◆ DIRECTION
List each line of the data in which the string "числа" appears.

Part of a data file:
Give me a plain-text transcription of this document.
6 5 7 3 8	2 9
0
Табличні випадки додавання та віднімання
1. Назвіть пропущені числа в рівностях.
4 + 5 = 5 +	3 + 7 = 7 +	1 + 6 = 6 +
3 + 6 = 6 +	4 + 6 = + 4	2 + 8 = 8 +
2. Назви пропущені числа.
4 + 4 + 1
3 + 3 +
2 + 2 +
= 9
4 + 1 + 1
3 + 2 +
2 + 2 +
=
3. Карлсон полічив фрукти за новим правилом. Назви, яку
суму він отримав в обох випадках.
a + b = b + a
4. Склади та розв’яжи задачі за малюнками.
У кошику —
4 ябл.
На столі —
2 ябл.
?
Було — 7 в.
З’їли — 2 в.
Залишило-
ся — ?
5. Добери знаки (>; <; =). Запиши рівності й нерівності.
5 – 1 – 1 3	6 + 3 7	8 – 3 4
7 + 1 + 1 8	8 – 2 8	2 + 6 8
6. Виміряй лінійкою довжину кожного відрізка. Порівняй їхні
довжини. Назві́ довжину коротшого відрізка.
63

◆ RESPONSE TO THE TASK
1. Назвіть пропущені числа в рівностях.
2. Назви пропущені числа.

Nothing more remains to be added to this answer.